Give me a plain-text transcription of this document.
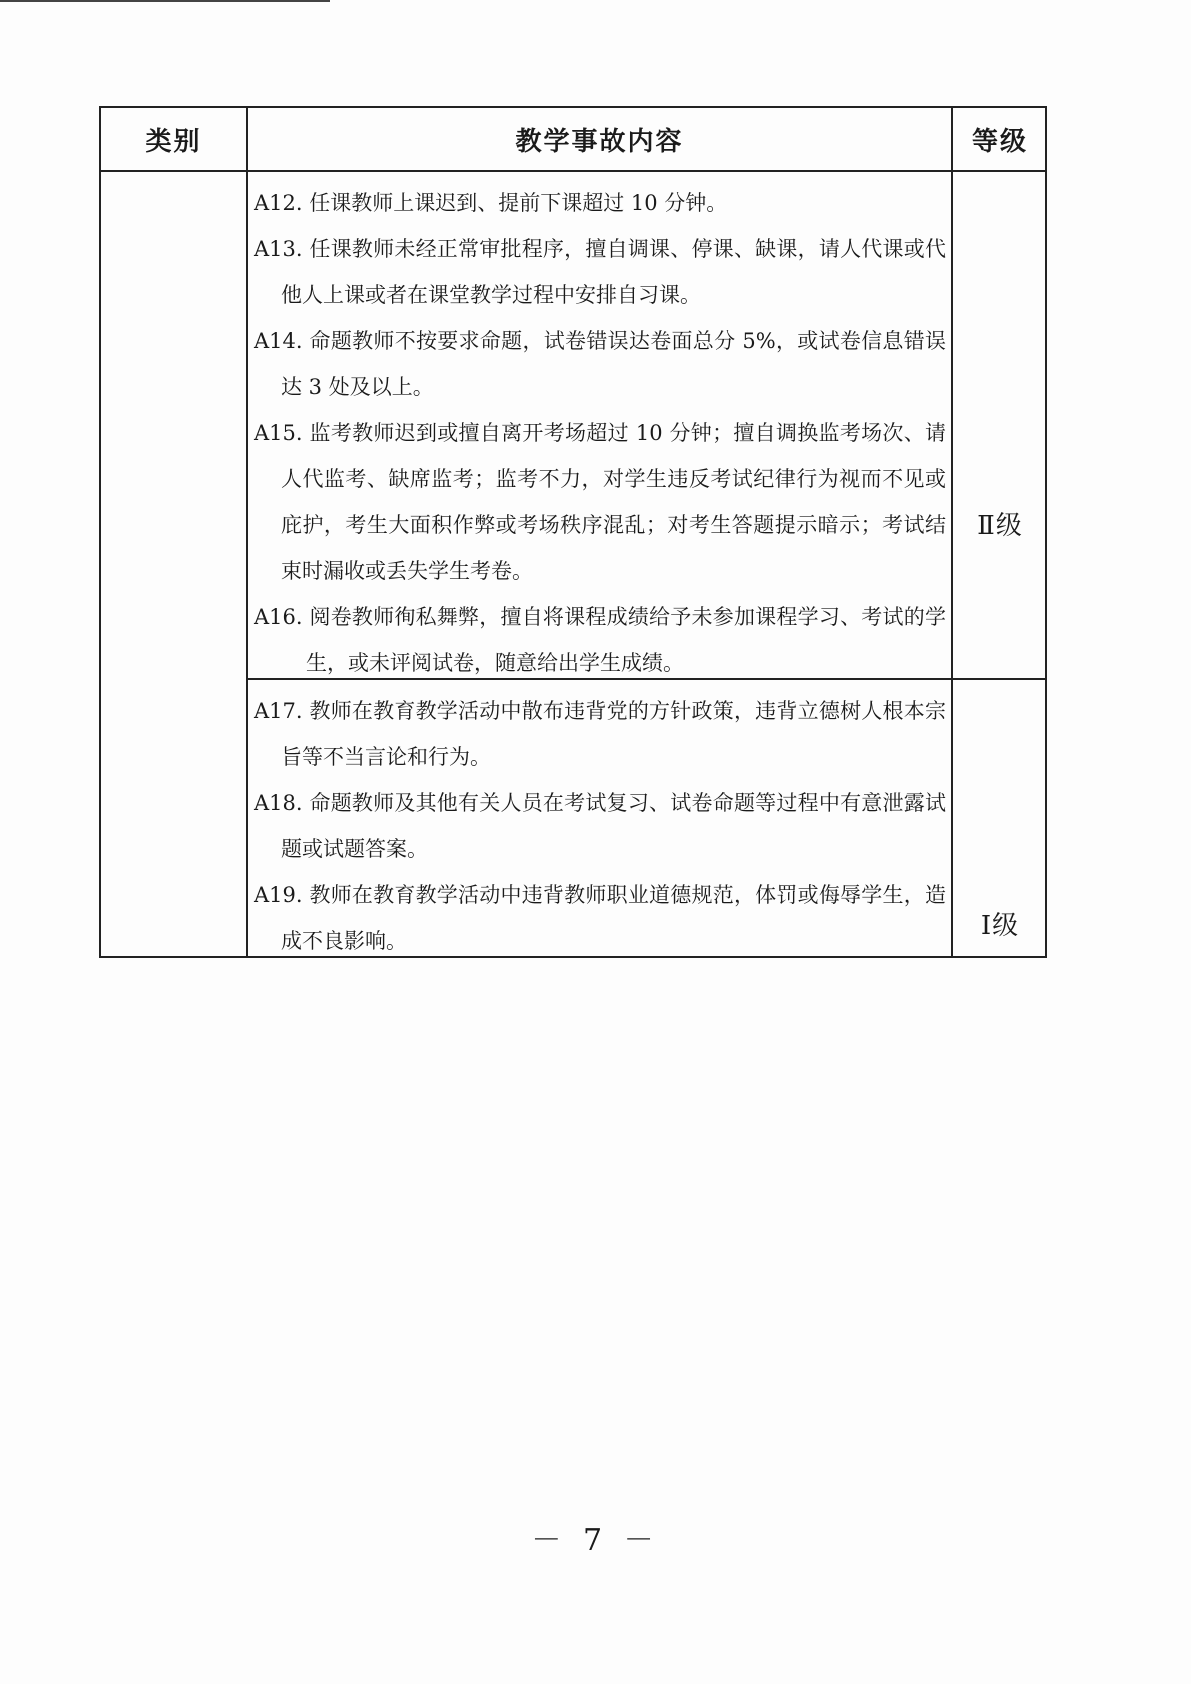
类别	教学事故内容	等级

A12. 任课教师上课迟到、提前下课超过 10 分钟。

A13. 任课教师未经正常审批程序，擅自调课、停课、缺课，请人代课或代他人上课或者在课堂教学过程中安排自习课。

A14. 命题教师不按要求命题，试卷错误达卷面总分 5%，或试卷信息错误达 3 处及以上。

A15. 监考教师迟到或擅自离开考场超过 10 分钟；擅自调换监考场次、请人代监考、缺席监考；监考不力，对学生违反考试纪律行为视而不见或庇护，考生大面积作弊或考场秩序混乱；对考生答题提示暗示；考试结束时漏收或丢失学生考卷。

A16. 阅卷教师徇私舞弊，擅自将课程成绩给予未参加课程学习、考试的学生，或未评阅试卷，随意给出学生成绩。

Ⅱ级

A17. 教师在教育教学活动中散布违背党的方针政策，违背立德树人根本宗旨等不当言论和行为。

A18. 命题教师及其他有关人员在考试复习、试卷命题等过程中有意泄露试题或试题答案。

A19. 教师在教育教学活动中违背教师职业道德规范，体罚或侮辱学生，造成不良影响。

Ⅰ级
－ 7 －
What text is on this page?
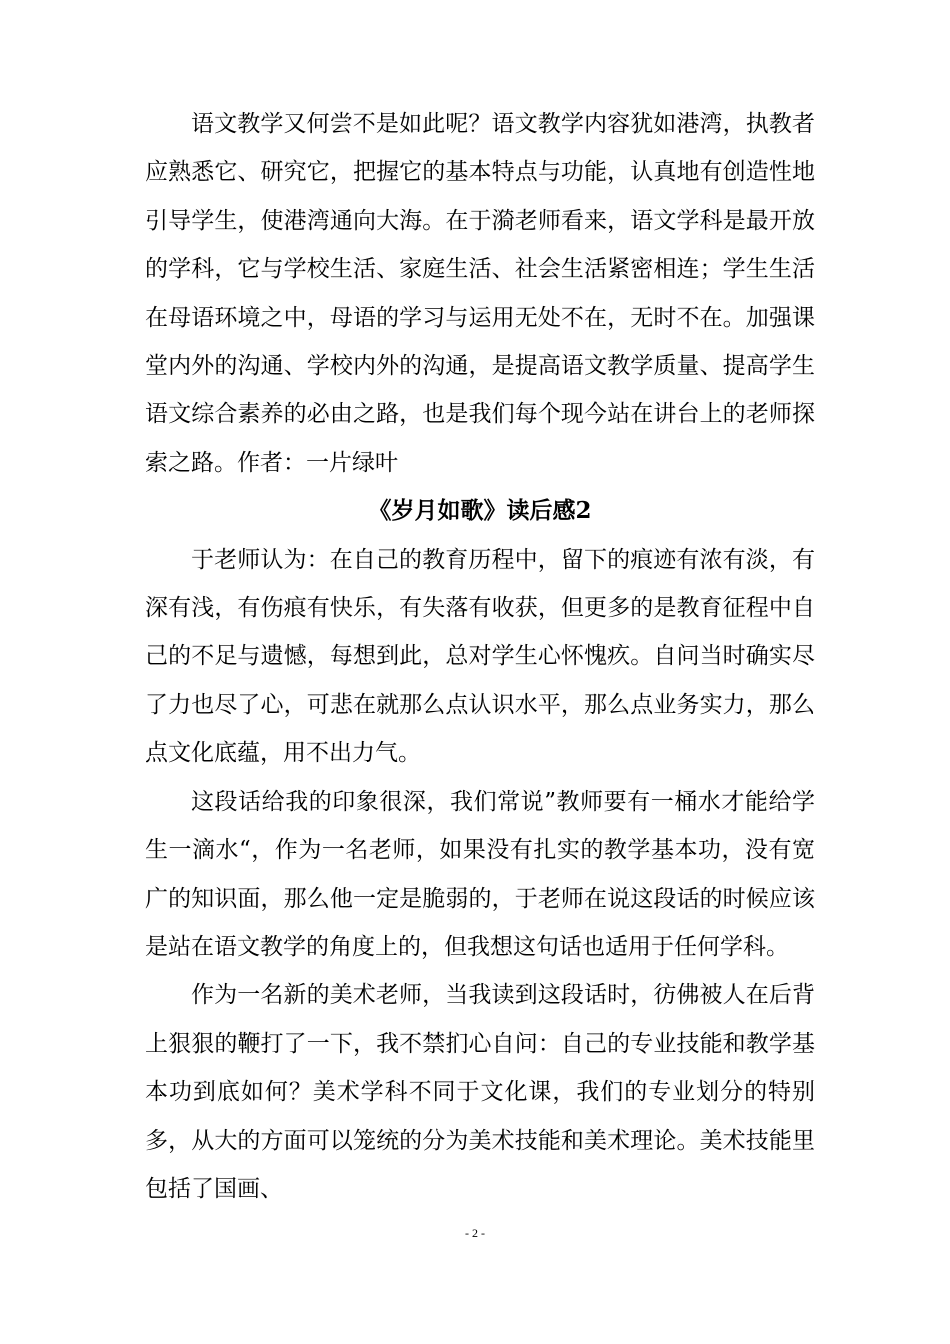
语文教学又何尝不是如此呢？语文教学内容犹如港湾，执教者应熟悉它、研究它，把握它的基本特点与功能，认真地有创造性地引导学生，使港湾通向大海。在于漪老师看来，语文学科是最开放的学科，它与学校生活、家庭生活、社会生活紧密相连；学生生活在母语环境之中，母语的学习与运用无处不在，无时不在。加强课堂内外的沟通、学校内外的沟通，是提高语文教学质量、提高学生语文综合素养的必由之路，也是我们每个现今站在讲台上的老师探索之路。作者：一片绿叶

《岁月如歌》读后感2

于老师认为：在自己的教育历程中，留下的痕迹有浓有淡，有深有浅，有伤痕有快乐，有失落有收获，但更多的是教育征程中自己的不足与遗憾，每想到此，总对学生心怀愧疚。自问当时确实尽了力也尽了心，可悲在就那么点认识水平，那么点业务实力，那么点文化底蕴，用不出力气。

这段话给我的印象很深，我们常说”教师要有一桶水才能给学生一滴水“，作为一名老师，如果没有扎实的教学基本功，没有宽广的知识面，那么他一定是脆弱的，于老师在说这段话的时候应该是站在语文教学的角度上的，但我想这句话也适用于任何学科。

作为一名新的美术老师，当我读到这段话时，彷佛被人在后背上狠狠的鞭打了一下，我不禁扪心自问：自己的专业技能和教学基本功到底如何？美术学科不同于文化课，我们的专业划分的特别多，从大的方面可以笼统的分为美术技能和美术理论。美术技能里包括了国画、

- 2 -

────────

■ Given exercise ■
Copy the records exactly. Skip the pictures.

■ Exercise answer ■
Give me a plain-text transcription of this document.
类别	教学事故内容	等级

A12. 任课教师上课迟到、提前下课超过 10 分钟。

A13. 任课教师未经正常审批程序，擅自调课、停课、缺课，请人代课或代他人上课或者在课堂教学过程中安排自习课。

A14. 命题教师不按要求命题，试卷错误达卷面总分 5%，或试卷信息错误达 3 处及以上。

A15. 监考教师迟到或擅自离开考场超过 10 分钟；擅自调换监考场次、请人代监考、缺席监考；监考不力，对学生违反考试纪律行为视而不见或庇护，考生大面积作弊或考场秩序混乱；对考生答题提示暗示；考试结束时漏收或丢失学生考卷。

A16. 阅卷教师徇私舞弊，擅自将课程成绩给予未参加课程学习、考试的学生，或未评阅试卷，随意给出学生成绩。

Ⅱ级

A17. 教师在教育教学活动中散布违背党的方针政策，违背立德树人根本宗旨等不当言论和行为。

A18. 命题教师及其他有关人员在考试复习、试卷命题等过程中有意泄露试题或试题答案。

A19. 教师在教育教学活动中违背教师职业道德规范，体罚或侮辱学生，造成不良影响。

Ⅰ级
－ 7 －
What text is on this page?
语文教学又何尝不是如此呢？语文教学内容犹如港湾，执教者应熟悉它、研究它，把握它的基本特点与功能，认真地有创造性地引导学生，使港湾通向大海。在于漪老师看来，语文学科是最开放的学科，它与学校生活、家庭生活、社会生活紧密相连；学生生活在母语环境之中，母语的学习与运用无处不在，无时不在。加强课堂内外的沟通、学校内外的沟通，是提高语文教学质量、提高学生语文综合素养的必由之路，也是我们每个现今站在讲台上的老师探索之路。作者：一片绿叶

《岁月如歌》读后感2

于老师认为：在自己的教育历程中，留下的痕迹有浓有淡，有深有浅，有伤痕有快乐，有失落有收获，但更多的是教育征程中自己的不足与遗憾，每想到此，总对学生心怀愧疚。自问当时确实尽了力也尽了心，可悲在就那么点认识水平，那么点业务实力，那么点文化底蕴，用不出力气。

这段话给我的印象很深，我们常说”教师要有一桶水才能给学生一滴水“，作为一名老师，如果没有扎实的教学基本功，没有宽广的知识面，那么他一定是脆弱的，于老师在说这段话的时候应该是站在语文教学的角度上的，但我想这句话也适用于任何学科。

作为一名新的美术老师，当我读到这段话时，彷佛被人在后背上狠狠的鞭打了一下，我不禁扪心自问：自己的专业技能和教学基本功到底如何？美术学科不同于文化课，我们的专业划分的特别多，从大的方面可以笼统的分为美术技能和美术理论。美术技能里包括了国画、

- 2 -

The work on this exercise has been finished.